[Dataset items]
════════════════════
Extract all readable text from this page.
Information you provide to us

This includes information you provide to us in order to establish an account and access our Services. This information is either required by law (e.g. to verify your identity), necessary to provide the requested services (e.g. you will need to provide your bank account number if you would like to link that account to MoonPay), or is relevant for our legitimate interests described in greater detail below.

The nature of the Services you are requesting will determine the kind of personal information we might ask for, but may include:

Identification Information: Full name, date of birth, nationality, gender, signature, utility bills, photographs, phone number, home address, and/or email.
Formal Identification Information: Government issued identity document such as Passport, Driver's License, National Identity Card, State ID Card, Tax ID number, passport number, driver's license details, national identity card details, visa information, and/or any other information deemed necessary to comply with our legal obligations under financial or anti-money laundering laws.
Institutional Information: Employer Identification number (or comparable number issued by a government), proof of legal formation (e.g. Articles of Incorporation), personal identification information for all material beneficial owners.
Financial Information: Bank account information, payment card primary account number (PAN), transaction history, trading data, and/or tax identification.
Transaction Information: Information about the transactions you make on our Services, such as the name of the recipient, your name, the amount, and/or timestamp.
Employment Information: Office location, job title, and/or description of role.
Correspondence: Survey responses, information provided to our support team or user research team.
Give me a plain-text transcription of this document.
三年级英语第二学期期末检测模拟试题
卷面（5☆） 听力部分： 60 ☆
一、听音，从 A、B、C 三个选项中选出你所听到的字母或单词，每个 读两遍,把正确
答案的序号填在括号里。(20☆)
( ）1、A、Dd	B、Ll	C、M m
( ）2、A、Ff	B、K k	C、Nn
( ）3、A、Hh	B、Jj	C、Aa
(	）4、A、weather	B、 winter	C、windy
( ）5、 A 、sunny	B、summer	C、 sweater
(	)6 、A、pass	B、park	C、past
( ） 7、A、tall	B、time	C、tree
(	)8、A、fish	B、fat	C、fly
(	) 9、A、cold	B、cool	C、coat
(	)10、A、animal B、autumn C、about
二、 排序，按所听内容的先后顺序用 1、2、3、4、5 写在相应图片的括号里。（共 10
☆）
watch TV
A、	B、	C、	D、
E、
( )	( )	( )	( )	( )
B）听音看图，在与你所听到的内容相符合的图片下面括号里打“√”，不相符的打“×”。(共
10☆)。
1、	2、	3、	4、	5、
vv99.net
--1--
════════════════════
→ TASK BRIEF:
How many lines of the entries above hold the string "personal"? Reply with the number alone.

→ CORRECT RESPONSE:
2